(Extracted records)
============================================================

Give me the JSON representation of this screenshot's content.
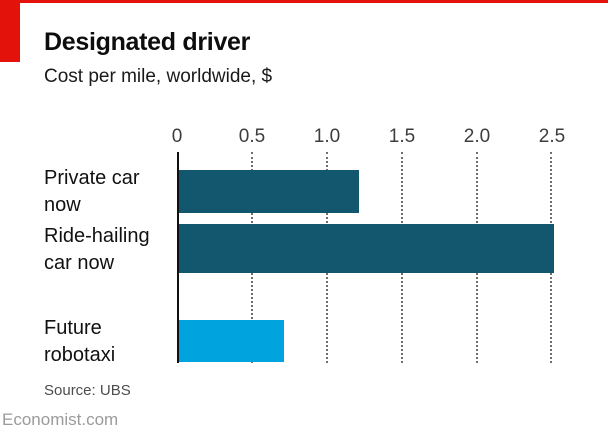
{
  "header": {
    "title": "Designated driver",
    "subtitle": "Cost per mile, worldwide, $"
  },
  "colors": {
    "accent_red": "#e3120b",
    "dark_teal": "#12576e",
    "light_blue": "#00a3dd",
    "gridline": "#6e6e6e"
  },
  "chart_data": {
    "type": "bar",
    "orientation": "horizontal",
    "title": "Designated driver",
    "subtitle": "Cost per mile, worldwide, $",
    "categories": [
      "Private car now",
      "Ride-hailing car now",
      "Future robotaxi"
    ],
    "category_lines": [
      [
        "Private car",
        "now"
      ],
      [
        "Ride-hailing",
        "car now"
      ],
      [
        "Future",
        "robotaxi"
      ]
    ],
    "values": [
      1.2,
      2.5,
      0.7
    ],
    "bar_colors": [
      "#12576e",
      "#12576e",
      "#00a3dd"
    ],
    "xlim": [
      0,
      2.5
    ],
    "x_ticks": [
      0,
      0.5,
      1.0,
      1.5,
      2.0,
      2.5
    ],
    "tick_labels": [
      "0",
      "0.5",
      "1.0",
      "1.5",
      "2.0",
      "2.5"
    ],
    "grid": "dotted-vertical",
    "legend": "none"
  },
  "footer": {
    "source": "Source: UBS",
    "site": "Economist.com"
  }
}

============================================================

Problem to solve:
Reproduce the material above in full, exactly, with no images.

Complete answer:
Give me the JSON representation of this screenshot's content.
{
  "header": {
    "title": "Designated driver",
    "subtitle": "Cost per mile, worldwide, $"
  },
  "colors": {
    "accent_red": "#e3120b",
    "dark_teal": "#12576e",
    "light_blue": "#00a3dd",
    "gridline": "#6e6e6e"
  },
  "chart_data": {
    "type": "bar",
    "orientation": "horizontal",
    "title": "Designated driver",
    "subtitle": "Cost per mile, worldwide, $",
    "categories": [
      "Private car now",
      "Ride-hailing car now",
      "Future robotaxi"
    ],
    "category_lines": [
      [
        "Private car",
        "now"
      ],
      [
        "Ride-hailing",
        "car now"
      ],
      [
        "Future",
        "robotaxi"
      ]
    ],
    "values": [
      1.2,
      2.5,
      0.7
    ],
    "bar_colors": [
      "#12576e",
      "#12576e",
      "#00a3dd"
    ],
    "xlim": [
      0,
      2.5
    ],
    "x_ticks": [
      0,
      0.5,
      1.0,
      1.5,
      2.0,
      2.5
    ],
    "tick_labels": [
      "0",
      "0.5",
      "1.0",
      "1.5",
      "2.0",
      "2.5"
    ],
    "grid": "dotted-vertical",
    "legend": "none"
  },
  "footer": {
    "source": "Source: UBS",
    "site": "Economist.com"
  }
}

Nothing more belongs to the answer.